Please reproduce each of the entries below character for character, keeping every line intact.

[Listings of boxed layout items]
::::
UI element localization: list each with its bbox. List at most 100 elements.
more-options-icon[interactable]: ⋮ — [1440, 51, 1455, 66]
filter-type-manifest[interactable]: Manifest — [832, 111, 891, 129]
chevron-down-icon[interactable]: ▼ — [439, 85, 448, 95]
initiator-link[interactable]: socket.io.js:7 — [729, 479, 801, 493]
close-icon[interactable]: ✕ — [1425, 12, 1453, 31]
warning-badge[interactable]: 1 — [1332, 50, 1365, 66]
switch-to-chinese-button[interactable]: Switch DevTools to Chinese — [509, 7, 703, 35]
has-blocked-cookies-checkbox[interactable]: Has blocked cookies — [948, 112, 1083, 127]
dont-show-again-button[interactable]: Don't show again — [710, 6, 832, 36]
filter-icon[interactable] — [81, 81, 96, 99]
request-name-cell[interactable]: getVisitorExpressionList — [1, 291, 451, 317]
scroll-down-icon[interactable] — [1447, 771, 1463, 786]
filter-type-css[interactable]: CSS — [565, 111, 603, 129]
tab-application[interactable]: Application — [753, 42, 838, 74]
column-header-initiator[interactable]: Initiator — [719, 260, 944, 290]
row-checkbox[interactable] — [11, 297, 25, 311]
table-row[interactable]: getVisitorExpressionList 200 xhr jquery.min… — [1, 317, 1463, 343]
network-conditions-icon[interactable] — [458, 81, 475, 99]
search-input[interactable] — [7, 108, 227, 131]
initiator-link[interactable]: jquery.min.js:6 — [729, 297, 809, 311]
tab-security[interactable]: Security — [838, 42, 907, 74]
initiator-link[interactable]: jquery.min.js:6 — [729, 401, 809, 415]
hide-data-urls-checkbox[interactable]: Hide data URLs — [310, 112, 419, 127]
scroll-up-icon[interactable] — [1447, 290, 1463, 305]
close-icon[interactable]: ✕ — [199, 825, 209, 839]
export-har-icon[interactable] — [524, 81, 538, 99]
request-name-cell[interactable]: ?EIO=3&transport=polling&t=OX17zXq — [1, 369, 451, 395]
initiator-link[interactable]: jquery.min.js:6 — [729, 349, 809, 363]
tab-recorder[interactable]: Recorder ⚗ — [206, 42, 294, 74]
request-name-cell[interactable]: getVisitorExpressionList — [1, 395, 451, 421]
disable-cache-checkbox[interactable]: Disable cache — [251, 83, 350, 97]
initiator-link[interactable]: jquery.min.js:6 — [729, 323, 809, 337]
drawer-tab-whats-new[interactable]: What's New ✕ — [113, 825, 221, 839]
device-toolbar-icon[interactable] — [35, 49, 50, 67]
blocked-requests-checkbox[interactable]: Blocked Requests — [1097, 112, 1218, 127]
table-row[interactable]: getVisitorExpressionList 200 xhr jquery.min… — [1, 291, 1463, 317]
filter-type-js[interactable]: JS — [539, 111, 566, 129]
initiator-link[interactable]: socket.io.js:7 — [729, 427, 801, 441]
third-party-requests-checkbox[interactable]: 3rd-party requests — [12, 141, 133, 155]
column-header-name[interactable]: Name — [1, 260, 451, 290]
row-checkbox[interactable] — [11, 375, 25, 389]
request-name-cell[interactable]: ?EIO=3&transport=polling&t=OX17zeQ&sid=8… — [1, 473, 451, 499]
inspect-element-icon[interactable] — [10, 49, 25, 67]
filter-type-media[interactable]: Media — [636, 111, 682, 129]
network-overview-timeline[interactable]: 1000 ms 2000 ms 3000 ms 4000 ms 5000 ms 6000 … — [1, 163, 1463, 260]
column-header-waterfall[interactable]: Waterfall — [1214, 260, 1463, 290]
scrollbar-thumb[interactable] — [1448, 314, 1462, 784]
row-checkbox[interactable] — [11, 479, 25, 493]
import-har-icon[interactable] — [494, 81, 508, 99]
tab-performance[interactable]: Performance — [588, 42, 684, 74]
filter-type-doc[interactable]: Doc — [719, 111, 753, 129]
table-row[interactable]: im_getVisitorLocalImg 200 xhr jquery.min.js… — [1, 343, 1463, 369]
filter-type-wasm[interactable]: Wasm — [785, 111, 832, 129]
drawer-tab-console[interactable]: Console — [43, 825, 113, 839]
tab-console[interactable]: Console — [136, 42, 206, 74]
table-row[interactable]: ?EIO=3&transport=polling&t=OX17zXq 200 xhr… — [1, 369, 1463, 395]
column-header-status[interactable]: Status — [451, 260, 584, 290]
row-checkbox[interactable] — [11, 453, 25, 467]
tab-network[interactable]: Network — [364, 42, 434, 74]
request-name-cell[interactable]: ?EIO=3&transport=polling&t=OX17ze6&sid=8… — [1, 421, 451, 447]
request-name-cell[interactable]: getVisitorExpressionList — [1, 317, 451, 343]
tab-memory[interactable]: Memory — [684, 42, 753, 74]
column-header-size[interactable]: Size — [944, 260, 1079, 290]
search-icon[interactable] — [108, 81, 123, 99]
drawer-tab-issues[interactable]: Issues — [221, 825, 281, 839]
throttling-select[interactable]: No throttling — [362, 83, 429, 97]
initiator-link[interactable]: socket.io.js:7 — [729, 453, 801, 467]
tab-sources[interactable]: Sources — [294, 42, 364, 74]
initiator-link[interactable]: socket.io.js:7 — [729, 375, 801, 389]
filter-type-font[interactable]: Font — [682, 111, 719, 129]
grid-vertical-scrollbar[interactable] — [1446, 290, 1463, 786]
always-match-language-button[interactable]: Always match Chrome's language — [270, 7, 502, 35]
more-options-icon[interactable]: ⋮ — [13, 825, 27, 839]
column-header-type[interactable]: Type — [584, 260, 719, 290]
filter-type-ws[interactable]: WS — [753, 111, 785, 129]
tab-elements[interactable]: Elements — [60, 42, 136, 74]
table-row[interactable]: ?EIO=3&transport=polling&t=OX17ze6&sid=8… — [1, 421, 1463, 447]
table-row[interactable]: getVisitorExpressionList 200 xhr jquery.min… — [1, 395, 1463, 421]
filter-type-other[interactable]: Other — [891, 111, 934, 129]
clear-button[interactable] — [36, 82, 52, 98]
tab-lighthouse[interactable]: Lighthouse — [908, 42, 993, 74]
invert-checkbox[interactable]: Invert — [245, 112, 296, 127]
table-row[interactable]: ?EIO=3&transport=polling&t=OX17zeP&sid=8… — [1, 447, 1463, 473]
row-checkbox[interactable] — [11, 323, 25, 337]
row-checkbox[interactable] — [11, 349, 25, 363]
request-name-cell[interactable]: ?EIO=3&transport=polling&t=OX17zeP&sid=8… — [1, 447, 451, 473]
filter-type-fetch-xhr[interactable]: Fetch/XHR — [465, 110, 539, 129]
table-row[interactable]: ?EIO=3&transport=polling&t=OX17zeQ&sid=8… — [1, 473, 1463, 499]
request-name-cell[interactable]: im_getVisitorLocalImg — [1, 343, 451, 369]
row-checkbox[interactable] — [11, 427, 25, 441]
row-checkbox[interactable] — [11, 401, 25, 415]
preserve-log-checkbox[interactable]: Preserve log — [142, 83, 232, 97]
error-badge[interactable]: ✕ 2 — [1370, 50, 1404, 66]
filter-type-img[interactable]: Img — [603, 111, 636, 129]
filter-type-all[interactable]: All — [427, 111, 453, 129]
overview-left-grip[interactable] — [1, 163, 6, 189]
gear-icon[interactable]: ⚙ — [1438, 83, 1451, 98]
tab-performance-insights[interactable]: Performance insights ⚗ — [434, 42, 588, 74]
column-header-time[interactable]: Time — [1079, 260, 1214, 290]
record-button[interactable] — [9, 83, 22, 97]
::::
*Task output*:
UI element localization: list each with its bbox. List at most 100 elements.
more-options-icon[interactable]: ⋮ — [1440, 51, 1455, 66]
filter-type-manifest[interactable]: Manifest — [832, 111, 891, 129]
chevron-down-icon[interactable]: ▼ — [439, 85, 448, 95]
initiator-link[interactable]: socket.io.js:7 — [729, 479, 801, 493]
close-icon[interactable]: ✕ — [1425, 12, 1453, 31]
warning-badge[interactable]: 1 — [1332, 50, 1365, 66]
switch-to-chinese-button[interactable]: Switch DevTools to Chinese — [509, 7, 703, 35]
has-blocked-cookies-checkbox[interactable]: Has blocked cookies — [948, 112, 1083, 127]
dont-show-again-button[interactable]: Don't show again — [710, 6, 832, 36]
filter-icon[interactable] — [81, 81, 96, 99]
request-name-cell[interactable]: getVisitorExpressionList — [1, 291, 451, 317]
scroll-down-icon[interactable] — [1447, 771, 1463, 786]
filter-type-css[interactable]: CSS — [565, 111, 603, 129]
tab-application[interactable]: Application — [753, 42, 838, 74]
column-header-initiator[interactable]: Initiator — [719, 260, 944, 290]
row-checkbox[interactable] — [11, 297, 25, 311]
table-row[interactable]: getVisitorExpressionList 200 xhr jquery.min… — [1, 317, 1463, 343]
network-conditions-icon[interactable] — [458, 81, 475, 99]
search-input[interactable] — [7, 108, 227, 131]
initiator-link[interactable]: jquery.min.js:6 — [729, 297, 809, 311]
tab-security[interactable]: Security — [838, 42, 907, 74]
initiator-link[interactable]: jquery.min.js:6 — [729, 401, 809, 415]
hide-data-urls-checkbox[interactable]: Hide data URLs — [310, 112, 419, 127]
scroll-up-icon[interactable] — [1447, 290, 1463, 305]
close-icon[interactable]: ✕ — [199, 825, 209, 839]
export-har-icon[interactable] — [524, 81, 538, 99]
request-name-cell[interactable]: ?EIO=3&transport=polling&t=OX17zXq — [1, 369, 451, 395]
initiator-link[interactable]: jquery.min.js:6 — [729, 349, 809, 363]
tab-recorder[interactable]: Recorder ⚗ — [206, 42, 294, 74]
request-name-cell[interactable]: getVisitorExpressionList — [1, 395, 451, 421]
disable-cache-checkbox[interactable]: Disable cache — [251, 83, 350, 97]
initiator-link[interactable]: jquery.min.js:6 — [729, 323, 809, 337]
drawer-tab-whats-new[interactable]: What's New ✕ — [113, 825, 221, 839]
device-toolbar-icon[interactable] — [35, 49, 50, 67]
blocked-requests-checkbox[interactable]: Blocked Requests — [1097, 112, 1218, 127]
table-row[interactable]: getVisitorExpressionList 200 xhr jquery.min… — [1, 291, 1463, 317]
filter-type-js[interactable]: JS — [539, 111, 566, 129]
initiator-link[interactable]: socket.io.js:7 — [729, 427, 801, 441]
third-party-requests-checkbox[interactable]: 3rd-party requests — [12, 141, 133, 155]
column-header-name[interactable]: Name — [1, 260, 451, 290]
row-checkbox[interactable] — [11, 375, 25, 389]
request-name-cell[interactable]: ?EIO=3&transport=polling&t=OX17zeQ&sid=8… — [1, 473, 451, 499]
inspect-element-icon[interactable] — [10, 49, 25, 67]
filter-type-media[interactable]: Media — [636, 111, 682, 129]
network-overview-timeline[interactable]: 1000 ms 2000 ms 3000 ms 4000 ms 5000 ms 6000 … — [1, 163, 1463, 260]
column-header-waterfall[interactable]: Waterfall — [1214, 260, 1463, 290]
scrollbar-thumb[interactable] — [1448, 314, 1462, 784]
row-checkbox[interactable] — [11, 479, 25, 493]
import-har-icon[interactable] — [494, 81, 508, 99]
tab-performance[interactable]: Performance — [588, 42, 684, 74]
filter-type-doc[interactable]: Doc — [719, 111, 753, 129]
table-row[interactable]: im_getVisitorLocalImg 200 xhr jquery.min.js… — [1, 343, 1463, 369]
filter-type-wasm[interactable]: Wasm — [785, 111, 832, 129]
drawer-tab-console[interactable]: Console — [43, 825, 113, 839]
tab-console[interactable]: Console — [136, 42, 206, 74]
table-row[interactable]: ?EIO=3&transport=polling&t=OX17zXq 200 xhr… — [1, 369, 1463, 395]
column-header-status[interactable]: Status — [451, 260, 584, 290]
row-checkbox[interactable] — [11, 453, 25, 467]
tab-network[interactable]: Network — [364, 42, 434, 74]
request-name-cell[interactable]: ?EIO=3&transport=polling&t=OX17ze6&sid=8… — [1, 421, 451, 447]
request-name-cell[interactable]: getVisitorExpressionList — [1, 317, 451, 343]
tab-memory[interactable]: Memory — [684, 42, 753, 74]
column-header-size[interactable]: Size — [944, 260, 1079, 290]
search-icon[interactable] — [108, 81, 123, 99]
drawer-tab-issues[interactable]: Issues — [221, 825, 281, 839]
throttling-select[interactable]: No throttling — [362, 83, 429, 97]
initiator-link[interactable]: socket.io.js:7 — [729, 453, 801, 467]
tab-sources[interactable]: Sources — [294, 42, 364, 74]
initiator-link[interactable]: socket.io.js:7 — [729, 375, 801, 389]
filter-type-font[interactable]: Font — [682, 111, 719, 129]
grid-vertical-scrollbar[interactable] — [1446, 290, 1463, 786]
always-match-language-button[interactable]: Always match Chrome's language — [270, 7, 502, 35]
more-options-icon[interactable]: ⋮ — [13, 825, 27, 839]
column-header-type[interactable]: Type — [584, 260, 719, 290]
filter-type-ws[interactable]: WS — [753, 111, 785, 129]
tab-elements[interactable]: Elements — [60, 42, 136, 74]
table-row[interactable]: ?EIO=3&transport=polling&t=OX17ze6&sid=8… — [1, 421, 1463, 447]
table-row[interactable]: getVisitorExpressionList 200 xhr jquery.min… — [1, 395, 1463, 421]
filter-type-other[interactable]: Other — [891, 111, 934, 129]
clear-button[interactable] — [36, 82, 52, 98]
tab-lighthouse[interactable]: Lighthouse — [908, 42, 993, 74]
invert-checkbox[interactable]: Invert — [245, 112, 296, 127]
table-row[interactable]: ?EIO=3&transport=polling&t=OX17zeP&sid=8… — [1, 447, 1463, 473]
row-checkbox[interactable] — [11, 323, 25, 337]
row-checkbox[interactable] — [11, 349, 25, 363]
request-name-cell[interactable]: ?EIO=3&transport=polling&t=OX17zeP&sid=8… — [1, 447, 451, 473]
filter-type-fetch-xhr[interactable]: Fetch/XHR — [465, 110, 539, 129]
table-row[interactable]: ?EIO=3&transport=polling&t=OX17zeQ&sid=8… — [1, 473, 1463, 499]
request-name-cell[interactable]: im_getVisitorLocalImg — [1, 343, 451, 369]
row-checkbox[interactable] — [11, 427, 25, 441]
row-checkbox[interactable] — [11, 401, 25, 415]
preserve-log-checkbox[interactable]: Preserve log — [142, 83, 232, 97]
error-badge[interactable]: ✕ 2 — [1370, 50, 1404, 66]
filter-type-img[interactable]: Img — [603, 111, 636, 129]
filter-type-all[interactable]: All — [427, 111, 453, 129]
overview-left-grip[interactable] — [1, 163, 6, 189]
gear-icon[interactable]: ⚙ — [1438, 83, 1451, 98]
tab-performance-insights[interactable]: Performance insights ⚗ — [434, 42, 588, 74]
column-header-time[interactable]: Time — [1079, 260, 1214, 290]
record-button[interactable] — [9, 83, 22, 97]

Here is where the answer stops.